# DIRECTION
Without the pictures, set down the records below word for word.

################

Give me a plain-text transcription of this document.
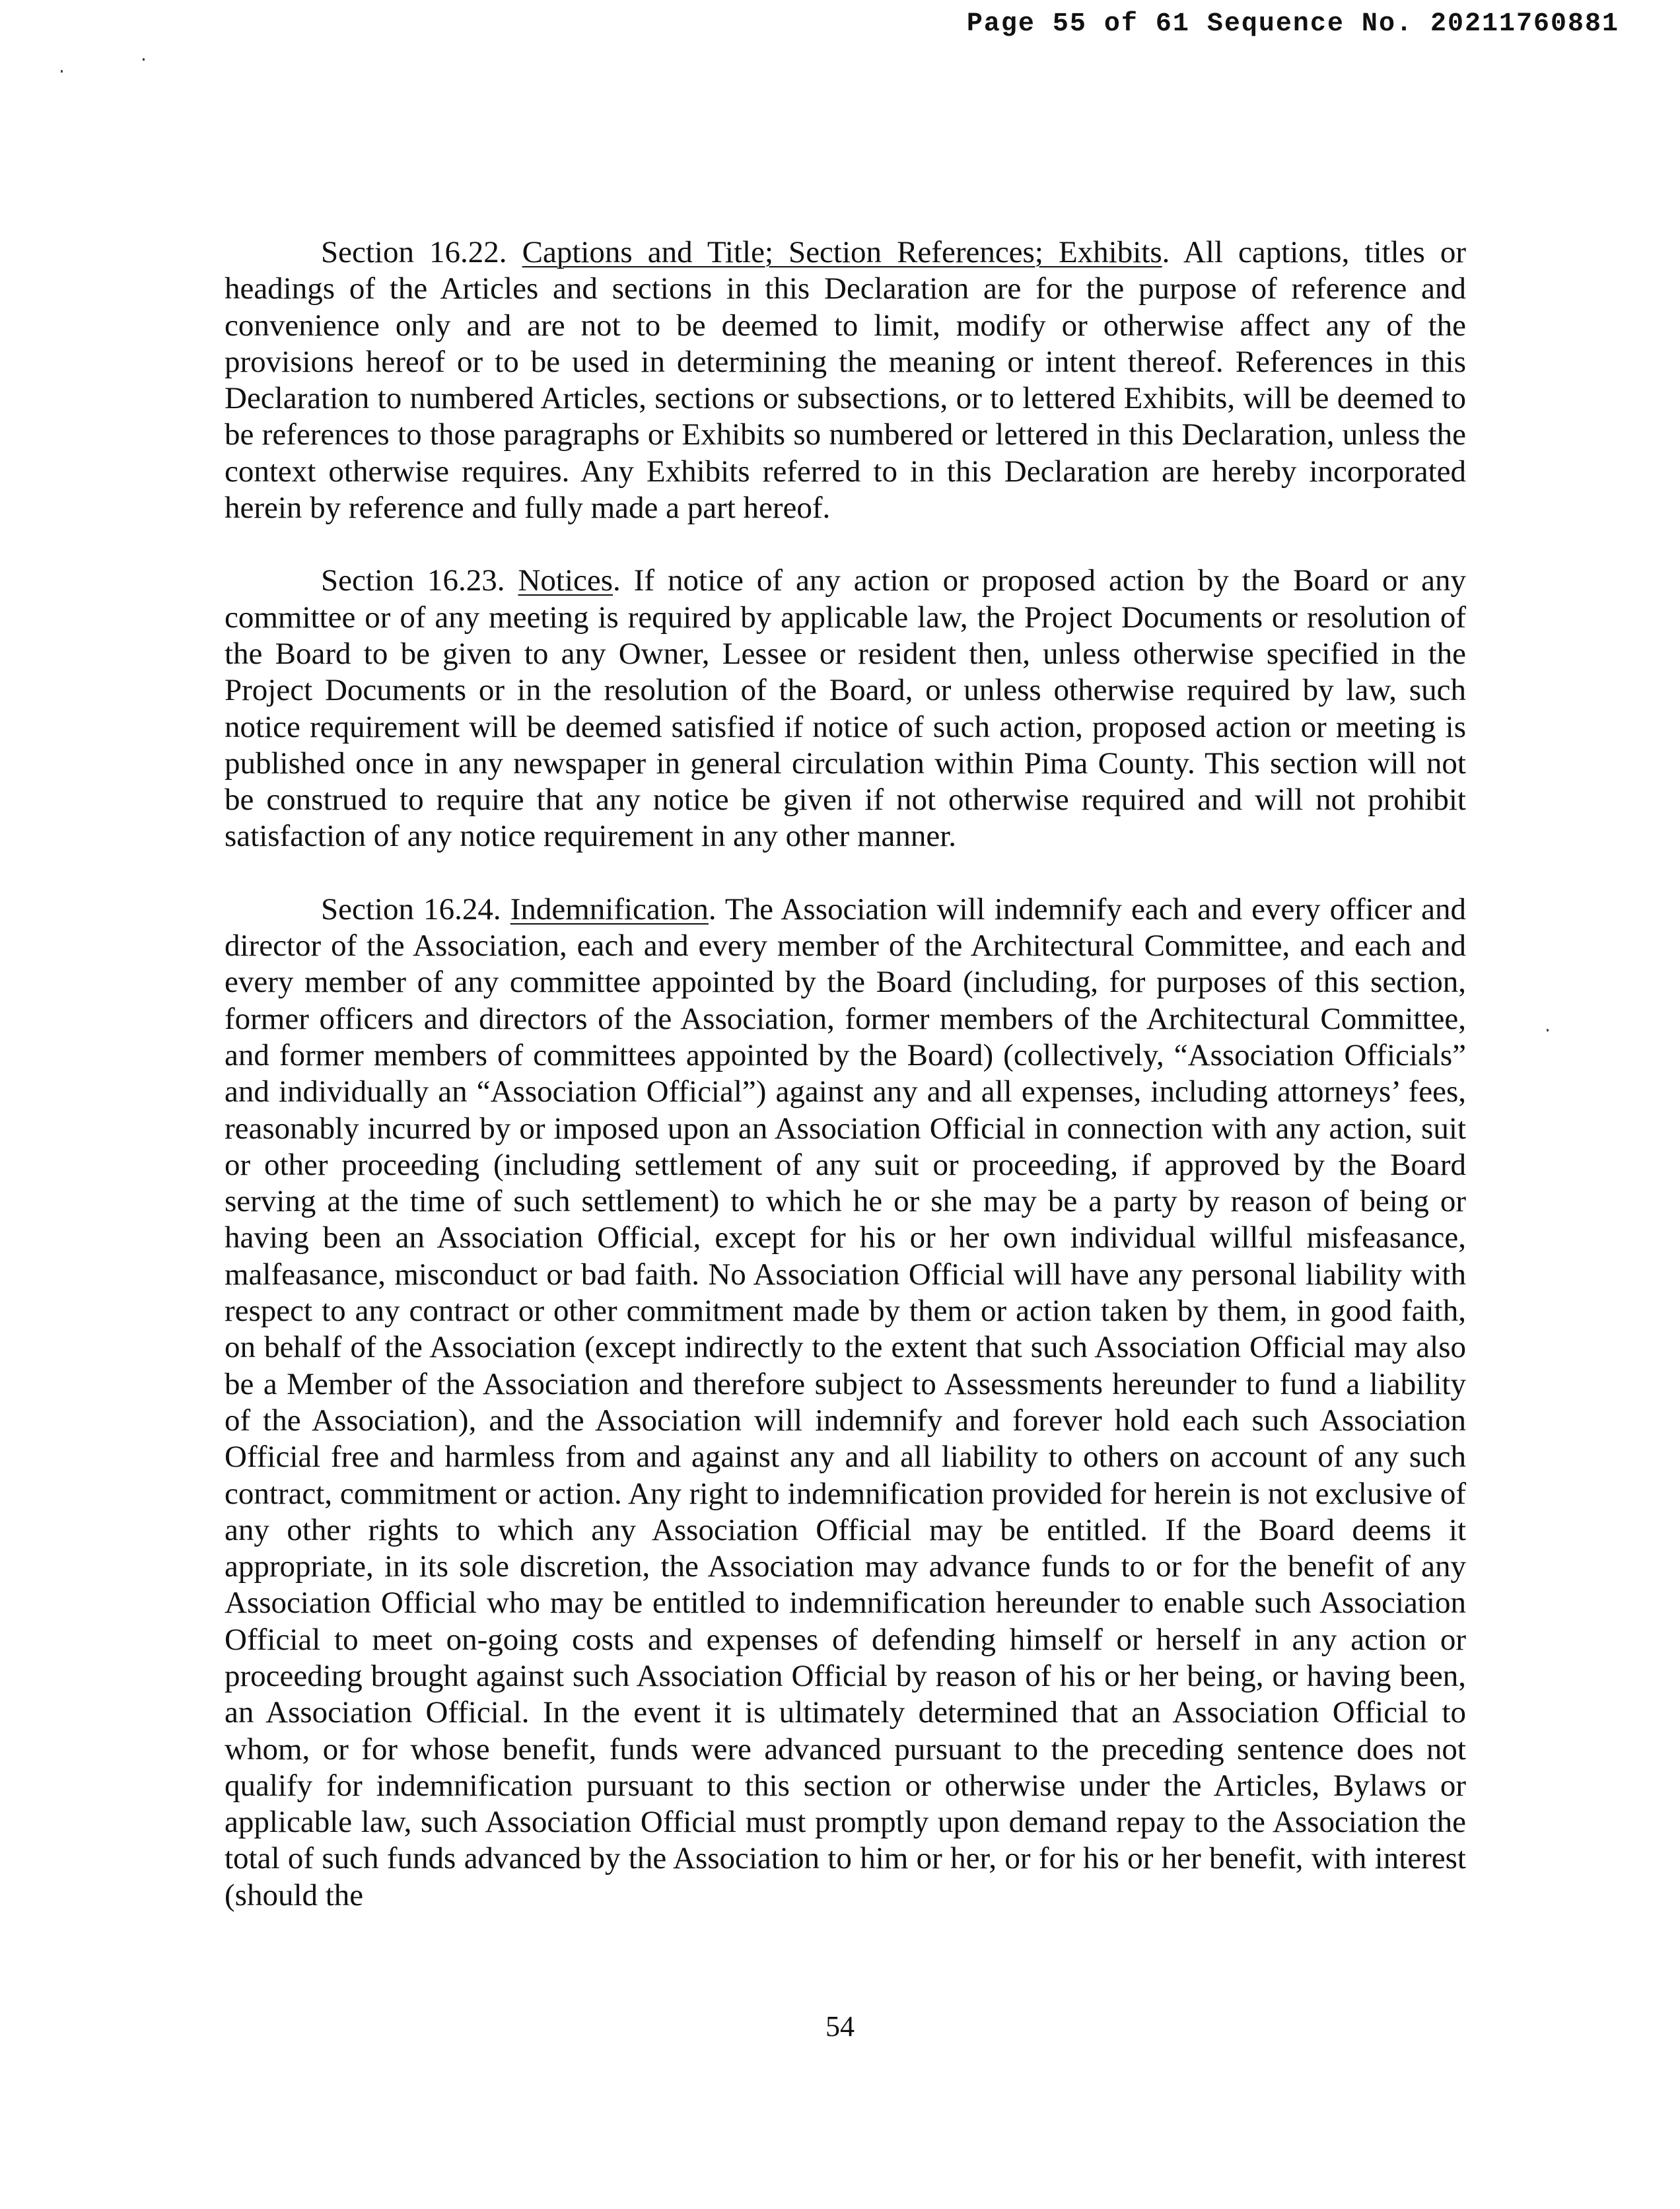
Page 55 of 61 Sequence No. 20211760881

Section 16.22. Captions and Title; Section References; Exhibits. All captions, titles or headings of the Articles and sections in this Declaration are for the purpose of reference and convenience only and are not to be deemed to limit, modify or otherwise affect any of the provisions hereof or to be used in determining the meaning or intent thereof. References in this Declaration to numbered Articles, sections or subsections, or to lettered Exhibits, will be deemed to be references to those paragraphs or Exhibits so numbered or lettered in this Declaration, unless the context otherwise requires. Any Exhibits referred to in this Declaration are hereby incorporated herein by reference and fully made a part hereof.

Section 16.23. Notices. If notice of any action or proposed action by the Board or any committee or of any meeting is required by applicable law, the Project Documents or resolution of the Board to be given to any Owner, Lessee or resident then, unless otherwise specified in the Project Documents or in the resolution of the Board, or unless otherwise required by law, such notice requirement will be deemed satisfied if notice of such action, proposed action or meeting is published once in any newspaper in general circulation within Pima County. This section will not be construed to require that any notice be given if not otherwise required and will not prohibit satisfaction of any notice requirement in any other manner.

Section 16.24. Indemnification. The Association will indemnify each and every officer and director of the Association, each and every member of the Architectural Committee, and each and every member of any committee appointed by the Board (including, for purposes of this section, former officers and directors of the Association, former members of the Architectural Committee, and former members of committees appointed by the Board) (collectively, “Association Officials” and individually an “Association Official”) against any and all expenses, including attorneys’ fees, reasonably incurred by or imposed upon an Association Official in connection with any action, suit or other proceeding (including settlement of any suit or proceeding, if approved by the Board serving at the time of such settlement) to which he or she may be a party by reason of being or having been an Association Official, except for his or her own individual willful misfeasance, malfeasance, misconduct or bad faith. No Association Official will have any personal liability with respect to any contract or other commitment made by them or action taken by them, in good faith, on behalf of the Association (except indirectly to the extent that such Association Official may also be a Member of the Association and therefore subject to Assessments hereunder to fund a liability of the Association), and the Association will indemnify and forever hold each such Association Official free and harmless from and against any and all liability to others on account of any such contract, commitment or action. Any right to indemnification provided for herein is not exclusive of any other rights to which any Association Official may be entitled. If the Board deems it appropriate, in its sole discretion, the Association may advance funds to or for the benefit of any Association Official who may be entitled to indemnification hereunder to enable such Association Official to meet on-going costs and expenses of defending himself or herself in any action or proceeding brought against such Association Official by reason of his or her being, or having been, an Association Official. In the event it is ultimately determined that an Association Official to whom, or for whose benefit, funds were advanced pursuant to the preceding sentence does not qualify for indemnification pursuant to this section or otherwise under the Articles, Bylaws or applicable law, such Association Official must promptly upon demand repay to the Association the total of such funds advanced by the Association to him or her, or for his or her benefit, with interest (should the

54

################

# OUTPUT OF THE EXERCISE
Give me a plain-text transcription of this document.
Page 55 of 61 Sequence No. 20211760881

Section 16.22. Captions and Title; Section References; Exhibits. All captions, titles or headings of the Articles and sections in this Declaration are for the purpose of reference and convenience only and are not to be deemed to limit, modify or otherwise affect any of the provisions hereof or to be used in determining the meaning or intent thereof. References in this Declaration to numbered Articles, sections or subsections, or to lettered Exhibits, will be deemed to be references to those paragraphs or Exhibits so numbered or lettered in this Declaration, unless the context otherwise requires. Any Exhibits referred to in this Declaration are hereby incorporated herein by reference and fully made a part hereof.

Section 16.23. Notices. If notice of any action or proposed action by the Board or any committee or of any meeting is required by applicable law, the Project Documents or resolution of the Board to be given to any Owner, Lessee or resident then, unless otherwise specified in the Project Documents or in the resolution of the Board, or unless otherwise required by law, such notice requirement will be deemed satisfied if notice of such action, proposed action or meeting is published once in any newspaper in general circulation within Pima County. This section will not be construed to require that any notice be given if not otherwise required and will not prohibit satisfaction of any notice requirement in any other manner.

Section 16.24. Indemnification. The Association will indemnify each and every officer and director of the Association, each and every member of the Architectural Committee, and each and every member of any committee appointed by the Board (including, for purposes of this section, former officers and directors of the Association, former members of the Architectural Committee, and former members of committees appointed by the Board) (collectively, “Association Officials” and individually an “Association Official”) against any and all expenses, including attorneys’ fees, reasonably incurred by or imposed upon an Association Official in connection with any action, suit or other proceeding (including settlement of any suit or proceeding, if approved by the Board serving at the time of such settlement) to which he or she may be a party by reason of being or having been an Association Official, except for his or her own individual willful misfeasance, malfeasance, misconduct or bad faith. No Association Official will have any personal liability with respect to any contract or other commitment made by them or action taken by them, in good faith, on behalf of the Association (except indirectly to the extent that such Association Official may also be a Member of the Association and therefore subject to Assessments hereunder to fund a liability of the Association), and the Association will indemnify and forever hold each such Association Official free and harmless from and against any and all liability to others on account of any such contract, commitment or action. Any right to indemnification provided for herein is not exclusive of any other rights to which any Association Official may be entitled. If the Board deems it appropriate, in its sole discretion, the Association may advance funds to or for the benefit of any Association Official who may be entitled to indemnification hereunder to enable such Association Official to meet on-going costs and expenses of defending himself or herself in any action or proceeding brought against such Association Official by reason of his or her being, or having been, an Association Official. In the event it is ultimately determined that an Association Official to whom, or for whose benefit, funds were advanced pursuant to the preceding sentence does not qualify for indemnification pursuant to this section or otherwise under the Articles, Bylaws or applicable law, such Association Official must promptly upon demand repay to the Association the total of such funds advanced by the Association to him or her, or for his or her benefit, with interest (should the

54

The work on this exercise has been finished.